> Task statement:
Print out the material that follows word for word.

____ Extracted material

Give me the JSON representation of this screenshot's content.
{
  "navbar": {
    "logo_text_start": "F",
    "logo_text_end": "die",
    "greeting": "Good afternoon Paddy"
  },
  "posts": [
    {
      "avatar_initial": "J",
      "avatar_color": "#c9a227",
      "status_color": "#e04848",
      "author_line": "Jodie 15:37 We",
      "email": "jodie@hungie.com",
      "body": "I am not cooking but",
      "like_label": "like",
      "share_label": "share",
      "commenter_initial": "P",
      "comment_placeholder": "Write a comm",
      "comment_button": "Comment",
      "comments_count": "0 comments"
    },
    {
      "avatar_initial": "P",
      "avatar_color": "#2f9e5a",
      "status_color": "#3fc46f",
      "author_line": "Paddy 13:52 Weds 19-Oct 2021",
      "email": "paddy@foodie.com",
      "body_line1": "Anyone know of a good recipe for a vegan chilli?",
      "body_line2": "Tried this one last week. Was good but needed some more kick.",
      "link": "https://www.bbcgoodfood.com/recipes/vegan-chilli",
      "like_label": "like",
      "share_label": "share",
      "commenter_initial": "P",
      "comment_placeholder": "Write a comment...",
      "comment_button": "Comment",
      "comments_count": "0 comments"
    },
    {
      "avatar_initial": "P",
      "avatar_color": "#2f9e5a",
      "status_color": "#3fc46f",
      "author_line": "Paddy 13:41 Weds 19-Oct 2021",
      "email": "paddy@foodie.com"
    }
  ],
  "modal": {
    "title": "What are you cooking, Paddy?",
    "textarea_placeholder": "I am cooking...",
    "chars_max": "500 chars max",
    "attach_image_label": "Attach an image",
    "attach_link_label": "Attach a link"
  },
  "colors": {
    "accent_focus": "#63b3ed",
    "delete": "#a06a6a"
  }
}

________

> The answer:
Give me the JSON representation of this screenshot's content.
{
  "navbar": {
    "logo_text_start": "F",
    "logo_text_end": "die",
    "greeting": "Good afternoon Paddy"
  },
  "posts": [
    {
      "avatar_initial": "J",
      "avatar_color": "#c9a227",
      "status_color": "#e04848",
      "author_line": "Jodie 15:37 We",
      "email": "jodie@hungie.com",
      "body": "I am not cooking but",
      "like_label": "like",
      "share_label": "share",
      "commenter_initial": "P",
      "comment_placeholder": "Write a comm",
      "comment_button": "Comment",
      "comments_count": "0 comments"
    },
    {
      "avatar_initial": "P",
      "avatar_color": "#2f9e5a",
      "status_color": "#3fc46f",
      "author_line": "Paddy 13:52 Weds 19-Oct 2021",
      "email": "paddy@foodie.com",
      "body_line1": "Anyone know of a good recipe for a vegan chilli?",
      "body_line2": "Tried this one last week. Was good but needed some more kick.",
      "link": "https://www.bbcgoodfood.com/recipes/vegan-chilli",
      "like_label": "like",
      "share_label": "share",
      "commenter_initial": "P",
      "comment_placeholder": "Write a comment...",
      "comment_button": "Comment",
      "comments_count": "0 comments"
    },
    {
      "avatar_initial": "P",
      "avatar_color": "#2f9e5a",
      "status_color": "#3fc46f",
      "author_line": "Paddy 13:41 Weds 19-Oct 2021",
      "email": "paddy@foodie.com"
    }
  ],
  "modal": {
    "title": "What are you cooking, Paddy?",
    "textarea_placeholder": "I am cooking...",
    "chars_max": "500 chars max",
    "attach_image_label": "Attach an image",
    "attach_link_label": "Attach a link"
  },
  "colors": {
    "accent_focus": "#63b3ed",
    "delete": "#a06a6a"
  }
}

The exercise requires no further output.